Scan the data. Collect each line that contains the word "structured".

-- Begin --

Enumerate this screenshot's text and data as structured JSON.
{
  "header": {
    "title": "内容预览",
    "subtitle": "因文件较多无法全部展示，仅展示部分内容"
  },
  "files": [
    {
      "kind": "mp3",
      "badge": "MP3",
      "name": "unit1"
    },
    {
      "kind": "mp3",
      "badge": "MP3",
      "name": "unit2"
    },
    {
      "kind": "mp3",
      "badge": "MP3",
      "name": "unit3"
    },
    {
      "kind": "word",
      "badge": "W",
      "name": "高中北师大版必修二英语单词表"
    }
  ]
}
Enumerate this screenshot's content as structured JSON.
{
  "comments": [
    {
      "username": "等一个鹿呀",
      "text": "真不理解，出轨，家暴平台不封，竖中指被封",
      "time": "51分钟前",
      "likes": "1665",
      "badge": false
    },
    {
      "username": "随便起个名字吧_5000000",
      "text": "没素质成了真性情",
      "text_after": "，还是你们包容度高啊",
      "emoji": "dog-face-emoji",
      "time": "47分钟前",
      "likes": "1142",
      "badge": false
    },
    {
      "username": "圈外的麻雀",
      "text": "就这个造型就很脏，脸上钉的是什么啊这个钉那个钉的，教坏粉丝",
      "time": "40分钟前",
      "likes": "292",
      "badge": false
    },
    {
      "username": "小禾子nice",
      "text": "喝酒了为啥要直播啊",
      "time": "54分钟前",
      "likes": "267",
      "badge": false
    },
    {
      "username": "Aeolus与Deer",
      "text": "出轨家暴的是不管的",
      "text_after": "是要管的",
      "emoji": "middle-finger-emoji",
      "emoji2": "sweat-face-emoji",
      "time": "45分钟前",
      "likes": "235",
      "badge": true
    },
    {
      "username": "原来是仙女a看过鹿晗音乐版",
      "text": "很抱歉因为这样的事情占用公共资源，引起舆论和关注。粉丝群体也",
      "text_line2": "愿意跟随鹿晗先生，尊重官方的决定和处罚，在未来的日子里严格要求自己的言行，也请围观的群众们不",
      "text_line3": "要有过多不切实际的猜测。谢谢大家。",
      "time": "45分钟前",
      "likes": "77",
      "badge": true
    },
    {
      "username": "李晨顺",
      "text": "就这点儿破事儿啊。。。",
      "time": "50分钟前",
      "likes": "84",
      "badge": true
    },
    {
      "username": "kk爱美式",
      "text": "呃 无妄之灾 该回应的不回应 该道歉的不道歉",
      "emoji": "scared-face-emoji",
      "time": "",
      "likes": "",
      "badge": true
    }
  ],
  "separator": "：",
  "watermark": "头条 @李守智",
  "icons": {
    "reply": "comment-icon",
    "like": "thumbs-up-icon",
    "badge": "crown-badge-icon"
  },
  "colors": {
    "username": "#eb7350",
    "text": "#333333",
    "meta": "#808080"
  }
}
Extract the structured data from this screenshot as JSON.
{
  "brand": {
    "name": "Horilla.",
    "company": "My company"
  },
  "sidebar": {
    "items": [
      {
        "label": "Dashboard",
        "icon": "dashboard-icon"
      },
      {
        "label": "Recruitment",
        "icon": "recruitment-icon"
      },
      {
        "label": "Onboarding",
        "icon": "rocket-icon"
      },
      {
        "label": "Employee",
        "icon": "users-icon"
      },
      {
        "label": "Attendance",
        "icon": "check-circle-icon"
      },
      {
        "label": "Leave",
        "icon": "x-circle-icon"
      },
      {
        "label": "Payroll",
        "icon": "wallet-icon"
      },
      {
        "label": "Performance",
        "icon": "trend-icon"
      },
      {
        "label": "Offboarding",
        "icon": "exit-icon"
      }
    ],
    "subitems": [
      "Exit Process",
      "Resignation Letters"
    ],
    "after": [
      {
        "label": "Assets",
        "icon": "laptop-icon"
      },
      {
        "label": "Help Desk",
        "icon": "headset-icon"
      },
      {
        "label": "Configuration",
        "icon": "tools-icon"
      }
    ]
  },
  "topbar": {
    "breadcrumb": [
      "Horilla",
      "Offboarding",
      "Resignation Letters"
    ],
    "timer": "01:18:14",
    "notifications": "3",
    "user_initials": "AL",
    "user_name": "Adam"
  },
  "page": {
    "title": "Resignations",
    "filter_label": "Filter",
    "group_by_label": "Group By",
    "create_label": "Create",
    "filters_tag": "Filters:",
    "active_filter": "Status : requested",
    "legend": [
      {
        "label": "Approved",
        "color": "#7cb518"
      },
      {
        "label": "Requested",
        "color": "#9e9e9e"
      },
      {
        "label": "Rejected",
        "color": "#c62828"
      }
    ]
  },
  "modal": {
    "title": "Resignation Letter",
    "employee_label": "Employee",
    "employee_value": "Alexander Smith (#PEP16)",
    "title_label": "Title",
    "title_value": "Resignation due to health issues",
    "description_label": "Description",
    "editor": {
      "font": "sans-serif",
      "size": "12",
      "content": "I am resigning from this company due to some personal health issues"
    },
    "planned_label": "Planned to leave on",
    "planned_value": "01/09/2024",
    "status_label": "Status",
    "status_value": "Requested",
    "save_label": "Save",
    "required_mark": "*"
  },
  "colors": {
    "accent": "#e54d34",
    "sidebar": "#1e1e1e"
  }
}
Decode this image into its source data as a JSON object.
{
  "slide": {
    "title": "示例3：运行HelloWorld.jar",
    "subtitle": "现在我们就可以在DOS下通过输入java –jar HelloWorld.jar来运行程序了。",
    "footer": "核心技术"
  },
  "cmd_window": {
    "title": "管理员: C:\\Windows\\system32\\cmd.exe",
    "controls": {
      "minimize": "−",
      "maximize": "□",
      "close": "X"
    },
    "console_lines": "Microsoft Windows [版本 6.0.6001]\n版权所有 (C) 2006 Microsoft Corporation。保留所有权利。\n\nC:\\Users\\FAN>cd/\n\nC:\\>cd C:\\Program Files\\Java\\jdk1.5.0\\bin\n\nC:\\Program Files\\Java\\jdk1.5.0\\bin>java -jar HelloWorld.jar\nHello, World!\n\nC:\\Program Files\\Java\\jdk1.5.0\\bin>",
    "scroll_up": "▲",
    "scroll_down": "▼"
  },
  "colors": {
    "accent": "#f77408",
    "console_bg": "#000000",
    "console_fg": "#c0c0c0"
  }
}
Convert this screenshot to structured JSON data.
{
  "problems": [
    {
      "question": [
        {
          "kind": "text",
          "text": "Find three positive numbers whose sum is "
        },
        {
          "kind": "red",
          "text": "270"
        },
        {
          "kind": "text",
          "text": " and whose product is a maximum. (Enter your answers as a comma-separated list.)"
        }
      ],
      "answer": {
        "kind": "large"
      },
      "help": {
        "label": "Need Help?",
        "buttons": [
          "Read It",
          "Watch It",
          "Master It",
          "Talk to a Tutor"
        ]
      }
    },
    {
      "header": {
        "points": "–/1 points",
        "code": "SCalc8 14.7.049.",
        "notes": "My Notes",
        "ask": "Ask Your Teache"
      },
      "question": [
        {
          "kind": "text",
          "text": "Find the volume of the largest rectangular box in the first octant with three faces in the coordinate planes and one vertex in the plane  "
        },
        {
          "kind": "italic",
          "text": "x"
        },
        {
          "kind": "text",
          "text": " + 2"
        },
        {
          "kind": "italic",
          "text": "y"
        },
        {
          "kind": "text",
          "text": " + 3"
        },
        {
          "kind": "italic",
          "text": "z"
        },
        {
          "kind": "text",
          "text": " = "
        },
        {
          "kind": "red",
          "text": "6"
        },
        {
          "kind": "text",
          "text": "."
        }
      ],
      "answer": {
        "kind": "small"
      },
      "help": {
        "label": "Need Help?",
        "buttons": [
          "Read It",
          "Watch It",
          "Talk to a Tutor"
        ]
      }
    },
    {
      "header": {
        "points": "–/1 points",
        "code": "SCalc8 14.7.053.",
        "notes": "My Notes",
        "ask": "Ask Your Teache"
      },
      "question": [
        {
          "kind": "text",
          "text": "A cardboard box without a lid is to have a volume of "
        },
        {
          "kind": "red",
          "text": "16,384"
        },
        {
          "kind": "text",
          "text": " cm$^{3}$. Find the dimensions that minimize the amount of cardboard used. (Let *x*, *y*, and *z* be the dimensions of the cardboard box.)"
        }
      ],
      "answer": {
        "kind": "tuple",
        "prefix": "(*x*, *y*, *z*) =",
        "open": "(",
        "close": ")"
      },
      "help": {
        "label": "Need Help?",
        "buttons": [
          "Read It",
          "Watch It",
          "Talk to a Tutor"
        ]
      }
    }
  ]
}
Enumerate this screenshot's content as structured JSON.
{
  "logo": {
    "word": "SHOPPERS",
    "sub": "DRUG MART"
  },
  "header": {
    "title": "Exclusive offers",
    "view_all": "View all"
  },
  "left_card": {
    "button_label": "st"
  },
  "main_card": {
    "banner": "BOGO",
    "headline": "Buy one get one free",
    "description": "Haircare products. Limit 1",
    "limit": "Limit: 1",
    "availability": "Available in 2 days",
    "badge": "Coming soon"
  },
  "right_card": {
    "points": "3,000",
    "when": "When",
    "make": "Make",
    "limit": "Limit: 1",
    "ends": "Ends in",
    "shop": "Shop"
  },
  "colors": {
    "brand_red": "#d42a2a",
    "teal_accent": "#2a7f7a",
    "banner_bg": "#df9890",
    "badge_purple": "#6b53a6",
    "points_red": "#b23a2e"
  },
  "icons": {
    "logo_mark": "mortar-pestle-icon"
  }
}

-- End --

*CORRECT RESULT*:
Enumerate this screenshot's text and data as structured JSON.
Enumerate this screenshot's content as structured JSON.
Extract the structured data from this screenshot as JSON.
Convert this screenshot to structured JSON data.
Enumerate this screenshot's content as structured JSON.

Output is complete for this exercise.